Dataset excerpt
** Start **

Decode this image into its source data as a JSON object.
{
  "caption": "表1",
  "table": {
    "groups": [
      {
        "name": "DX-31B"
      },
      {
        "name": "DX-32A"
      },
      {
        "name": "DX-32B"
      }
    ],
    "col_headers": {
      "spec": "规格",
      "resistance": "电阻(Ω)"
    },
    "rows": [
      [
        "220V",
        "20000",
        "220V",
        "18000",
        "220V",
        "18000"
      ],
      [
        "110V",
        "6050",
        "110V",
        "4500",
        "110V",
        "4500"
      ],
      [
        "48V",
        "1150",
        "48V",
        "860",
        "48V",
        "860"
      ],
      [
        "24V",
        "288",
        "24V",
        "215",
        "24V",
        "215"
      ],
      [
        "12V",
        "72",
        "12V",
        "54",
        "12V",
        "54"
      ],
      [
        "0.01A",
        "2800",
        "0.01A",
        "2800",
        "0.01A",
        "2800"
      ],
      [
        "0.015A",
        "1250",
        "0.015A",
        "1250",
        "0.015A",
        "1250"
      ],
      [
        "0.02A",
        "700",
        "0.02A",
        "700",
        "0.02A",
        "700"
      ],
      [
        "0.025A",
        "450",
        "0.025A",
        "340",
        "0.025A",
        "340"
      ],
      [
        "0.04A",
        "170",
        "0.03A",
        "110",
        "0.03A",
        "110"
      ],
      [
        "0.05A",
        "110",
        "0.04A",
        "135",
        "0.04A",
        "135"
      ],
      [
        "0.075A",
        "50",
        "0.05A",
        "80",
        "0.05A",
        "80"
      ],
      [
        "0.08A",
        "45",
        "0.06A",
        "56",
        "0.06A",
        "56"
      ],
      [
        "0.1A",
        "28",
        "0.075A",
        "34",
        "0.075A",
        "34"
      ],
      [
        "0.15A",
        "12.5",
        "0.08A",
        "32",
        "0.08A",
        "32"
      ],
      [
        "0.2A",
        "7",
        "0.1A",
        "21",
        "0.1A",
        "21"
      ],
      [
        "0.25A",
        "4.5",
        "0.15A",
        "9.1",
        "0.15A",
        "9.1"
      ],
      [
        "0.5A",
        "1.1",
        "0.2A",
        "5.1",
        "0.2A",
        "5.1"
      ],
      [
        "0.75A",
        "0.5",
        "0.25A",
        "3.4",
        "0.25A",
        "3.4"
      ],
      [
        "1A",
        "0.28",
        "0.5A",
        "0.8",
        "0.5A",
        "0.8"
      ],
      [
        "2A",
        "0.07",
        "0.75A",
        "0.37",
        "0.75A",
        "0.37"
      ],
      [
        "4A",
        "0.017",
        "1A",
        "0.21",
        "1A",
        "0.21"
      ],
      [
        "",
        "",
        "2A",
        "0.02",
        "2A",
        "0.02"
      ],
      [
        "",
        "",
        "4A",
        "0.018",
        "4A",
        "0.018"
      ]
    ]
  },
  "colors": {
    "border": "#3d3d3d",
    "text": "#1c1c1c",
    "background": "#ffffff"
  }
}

** End **

Exercise objective » Transcribe every entry exactly, omitting nothing.

Task answer »
Decode this image into its source data as a JSON object.
{
  "caption": "表1",
  "table": {
    "groups": [
      {
        "name": "DX-31B"
      },
      {
        "name": "DX-32A"
      },
      {
        "name": "DX-32B"
      }
    ],
    "col_headers": {
      "spec": "规格",
      "resistance": "电阻(Ω)"
    },
    "rows": [
      [
        "220V",
        "20000",
        "220V",
        "18000",
        "220V",
        "18000"
      ],
      [
        "110V",
        "6050",
        "110V",
        "4500",
        "110V",
        "4500"
      ],
      [
        "48V",
        "1150",
        "48V",
        "860",
        "48V",
        "860"
      ],
      [
        "24V",
        "288",
        "24V",
        "215",
        "24V",
        "215"
      ],
      [
        "12V",
        "72",
        "12V",
        "54",
        "12V",
        "54"
      ],
      [
        "0.01A",
        "2800",
        "0.01A",
        "2800",
        "0.01A",
        "2800"
      ],
      [
        "0.015A",
        "1250",
        "0.015A",
        "1250",
        "0.015A",
        "1250"
      ],
      [
        "0.02A",
        "700",
        "0.02A",
        "700",
        "0.02A",
        "700"
      ],
      [
        "0.025A",
        "450",
        "0.025A",
        "340",
        "0.025A",
        "340"
      ],
      [
        "0.04A",
        "170",
        "0.03A",
        "110",
        "0.03A",
        "110"
      ],
      [
        "0.05A",
        "110",
        "0.04A",
        "135",
        "0.04A",
        "135"
      ],
      [
        "0.075A",
        "50",
        "0.05A",
        "80",
        "0.05A",
        "80"
      ],
      [
        "0.08A",
        "45",
        "0.06A",
        "56",
        "0.06A",
        "56"
      ],
      [
        "0.1A",
        "28",
        "0.075A",
        "34",
        "0.075A",
        "34"
      ],
      [
        "0.15A",
        "12.5",
        "0.08A",
        "32",
        "0.08A",
        "32"
      ],
      [
        "0.2A",
        "7",
        "0.1A",
        "21",
        "0.1A",
        "21"
      ],
      [
        "0.25A",
        "4.5",
        "0.15A",
        "9.1",
        "0.15A",
        "9.1"
      ],
      [
        "0.5A",
        "1.1",
        "0.2A",
        "5.1",
        "0.2A",
        "5.1"
      ],
      [
        "0.75A",
        "0.5",
        "0.25A",
        "3.4",
        "0.25A",
        "3.4"
      ],
      [
        "1A",
        "0.28",
        "0.5A",
        "0.8",
        "0.5A",
        "0.8"
      ],
      [
        "2A",
        "0.07",
        "0.75A",
        "0.37",
        "0.75A",
        "0.37"
      ],
      [
        "4A",
        "0.017",
        "1A",
        "0.21",
        "1A",
        "0.21"
      ],
      [
        "",
        "",
        "2A",
        "0.02",
        "2A",
        "0.02"
      ],
      [
        "",
        "",
        "4A",
        "0.018",
        "4A",
        "0.018"
      ]
    ]
  },
  "colors": {
    "border": "#3d3d3d",
    "text": "#1c1c1c",
    "background": "#ffffff"
  }
}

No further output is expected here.